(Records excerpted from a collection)
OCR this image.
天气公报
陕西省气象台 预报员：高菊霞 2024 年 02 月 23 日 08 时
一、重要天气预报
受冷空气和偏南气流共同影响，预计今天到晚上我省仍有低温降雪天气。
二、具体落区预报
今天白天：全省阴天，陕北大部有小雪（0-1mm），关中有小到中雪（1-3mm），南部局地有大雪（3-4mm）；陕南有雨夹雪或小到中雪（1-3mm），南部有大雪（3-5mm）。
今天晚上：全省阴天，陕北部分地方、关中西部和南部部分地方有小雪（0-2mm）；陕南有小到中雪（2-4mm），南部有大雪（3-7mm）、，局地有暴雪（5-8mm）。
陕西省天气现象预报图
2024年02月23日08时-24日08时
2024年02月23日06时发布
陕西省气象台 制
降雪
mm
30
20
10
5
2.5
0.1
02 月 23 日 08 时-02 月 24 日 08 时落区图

--

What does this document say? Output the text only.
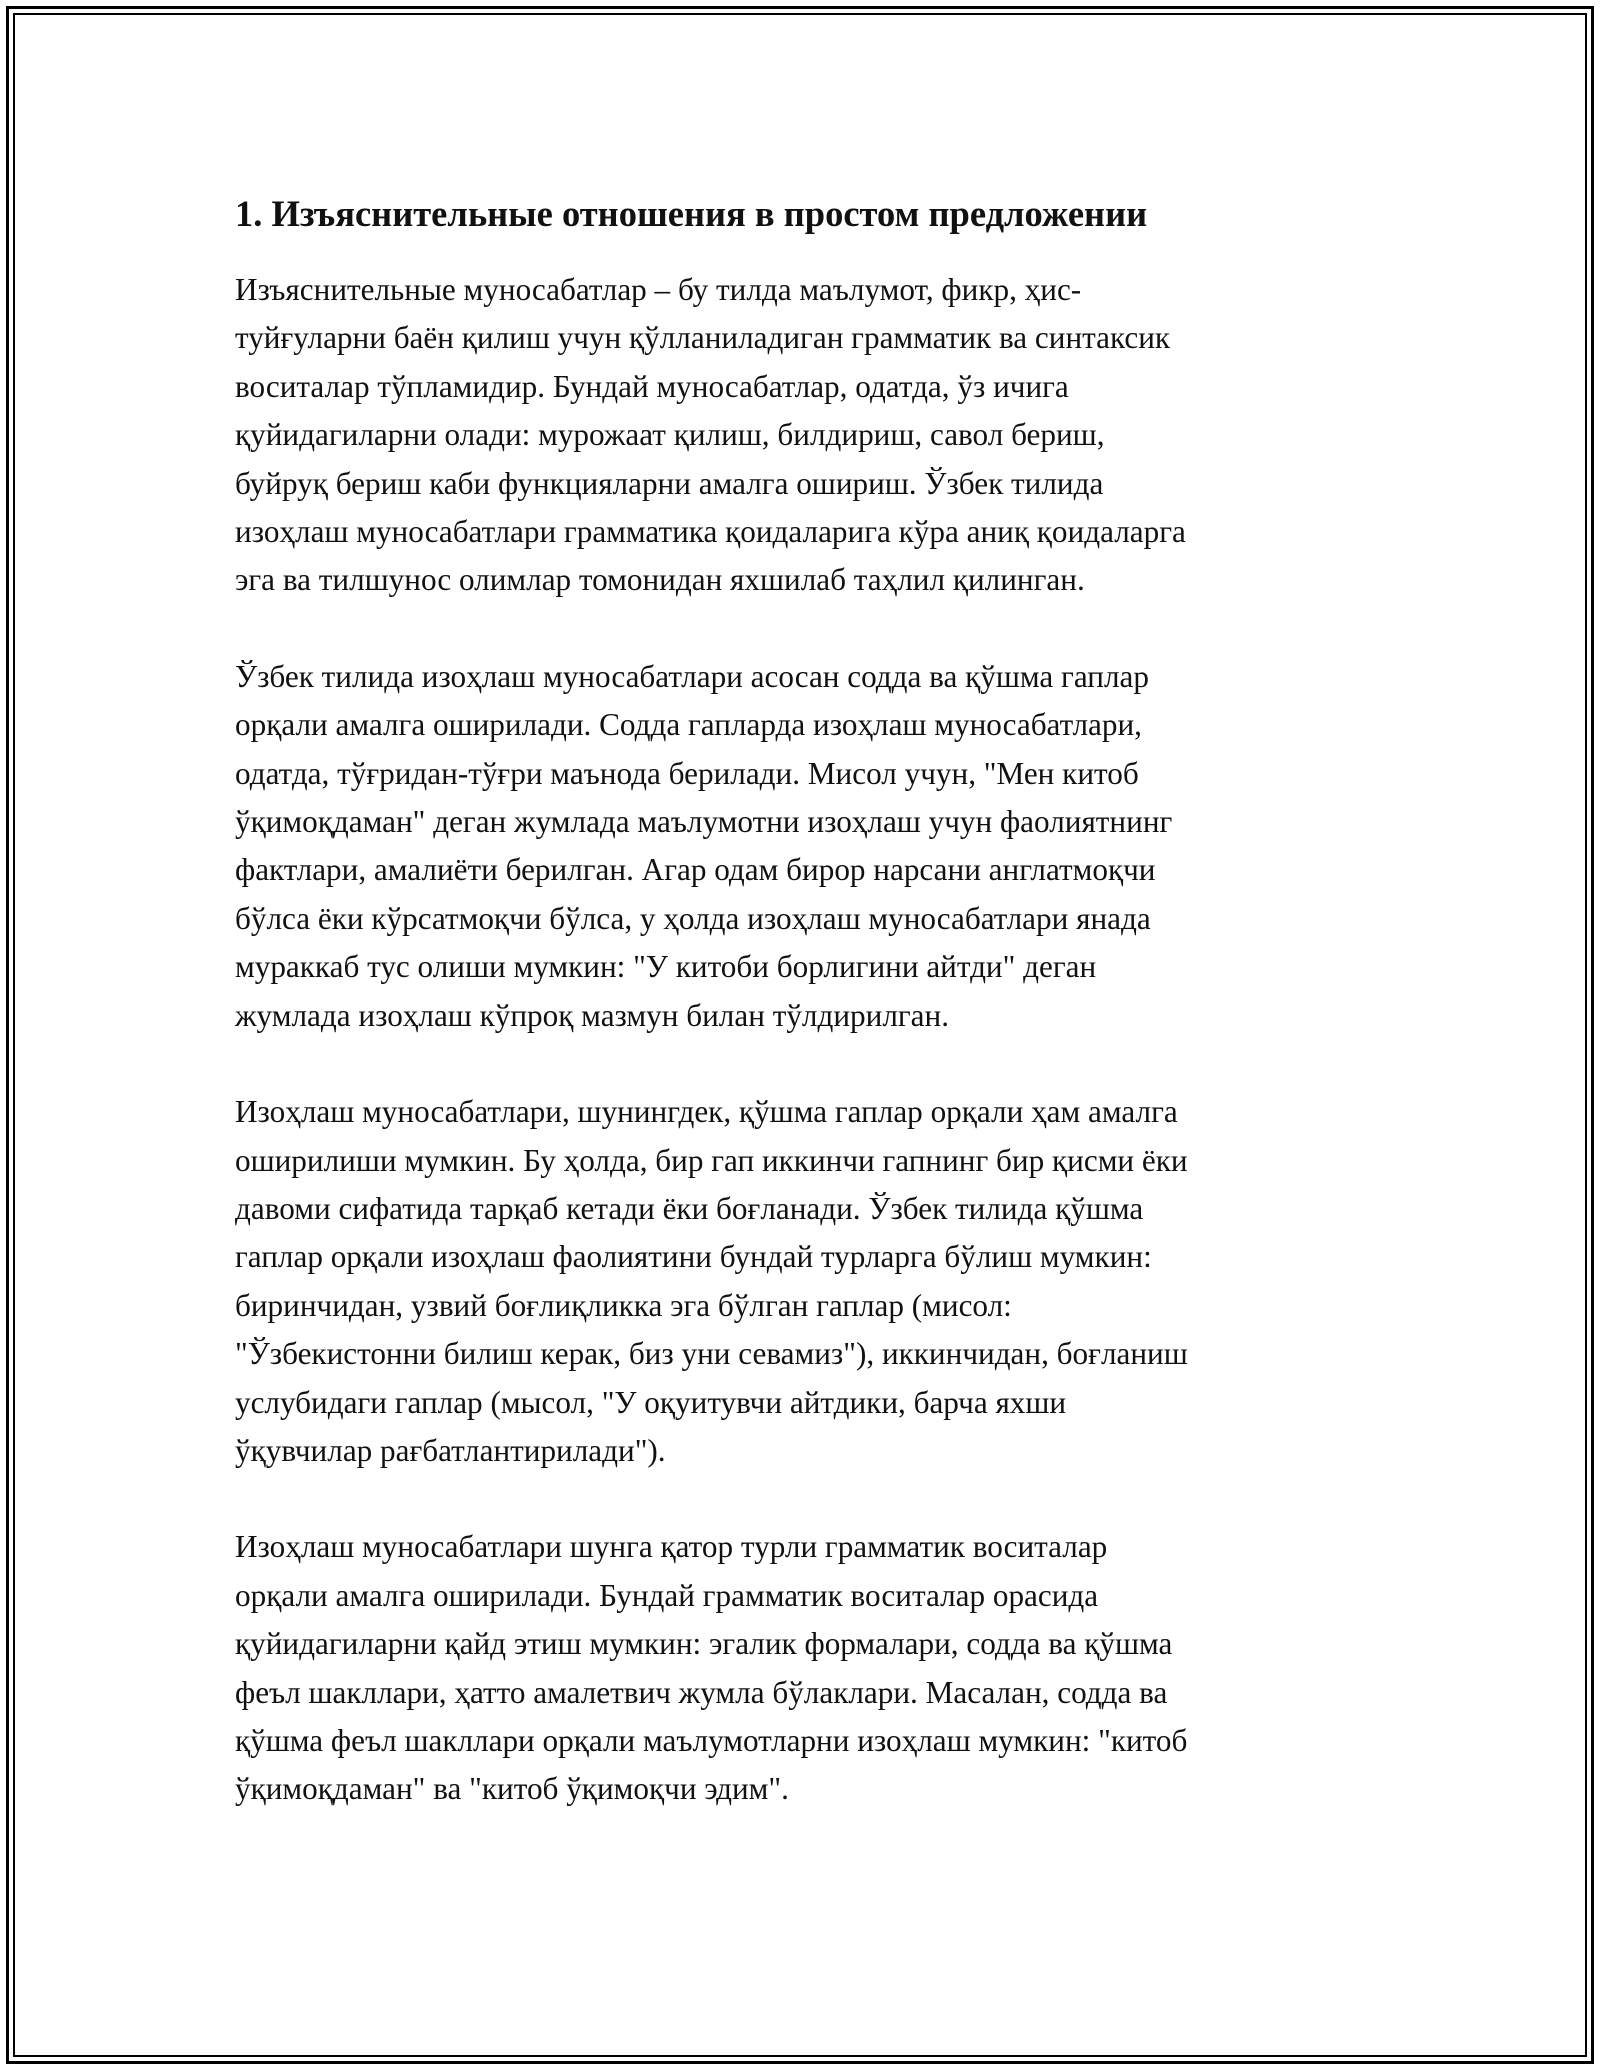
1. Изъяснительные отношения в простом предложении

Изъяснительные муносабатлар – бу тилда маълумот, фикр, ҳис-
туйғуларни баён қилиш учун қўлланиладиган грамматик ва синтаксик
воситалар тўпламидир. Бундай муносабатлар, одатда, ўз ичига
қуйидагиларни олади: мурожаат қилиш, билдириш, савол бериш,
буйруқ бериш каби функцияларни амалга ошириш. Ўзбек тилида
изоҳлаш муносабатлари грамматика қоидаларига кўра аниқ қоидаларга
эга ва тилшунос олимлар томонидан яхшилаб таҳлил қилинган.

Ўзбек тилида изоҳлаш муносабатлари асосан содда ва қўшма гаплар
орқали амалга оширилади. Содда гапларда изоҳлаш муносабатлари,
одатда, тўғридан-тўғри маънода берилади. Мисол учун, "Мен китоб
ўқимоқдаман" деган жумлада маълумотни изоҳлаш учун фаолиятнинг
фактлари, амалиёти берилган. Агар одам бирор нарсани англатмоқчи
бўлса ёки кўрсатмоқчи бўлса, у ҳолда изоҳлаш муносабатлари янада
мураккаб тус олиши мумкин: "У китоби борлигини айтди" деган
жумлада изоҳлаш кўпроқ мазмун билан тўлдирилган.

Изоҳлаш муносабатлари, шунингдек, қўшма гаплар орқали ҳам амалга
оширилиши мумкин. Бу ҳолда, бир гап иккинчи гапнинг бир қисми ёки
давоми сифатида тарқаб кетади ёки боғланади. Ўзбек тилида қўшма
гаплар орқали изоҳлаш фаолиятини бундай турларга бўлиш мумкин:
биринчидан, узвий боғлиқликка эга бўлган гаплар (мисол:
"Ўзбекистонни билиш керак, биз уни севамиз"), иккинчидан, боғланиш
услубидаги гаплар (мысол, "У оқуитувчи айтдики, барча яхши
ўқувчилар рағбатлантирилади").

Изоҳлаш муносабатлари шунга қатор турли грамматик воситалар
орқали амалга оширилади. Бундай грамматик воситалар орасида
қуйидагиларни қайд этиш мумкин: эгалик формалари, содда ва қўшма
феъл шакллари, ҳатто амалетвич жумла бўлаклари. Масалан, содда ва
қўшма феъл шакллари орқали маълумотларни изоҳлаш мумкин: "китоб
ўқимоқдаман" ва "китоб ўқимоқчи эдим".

• **REQUIRED TASK**
Extract every line that has the string "全省阴天" in it.

• **WORKED ANSWER**
今天白天：全省阴天，陕北大部有小雪（0-1mm），关中有小到中雪（1-3mm），南部局地有大雪（3-4mm）；陕南有雨夹雪或小到中雪（1-3mm），南部有大雪（3-5mm）。
今天晚上：全省阴天，陕北部分地方、关中西部和南部部分地方有小雪（0-2mm）；陕南有小到中雪（2-4mm），南部有大雪（3-7mm）、，局地有暴雪（5-8mm）。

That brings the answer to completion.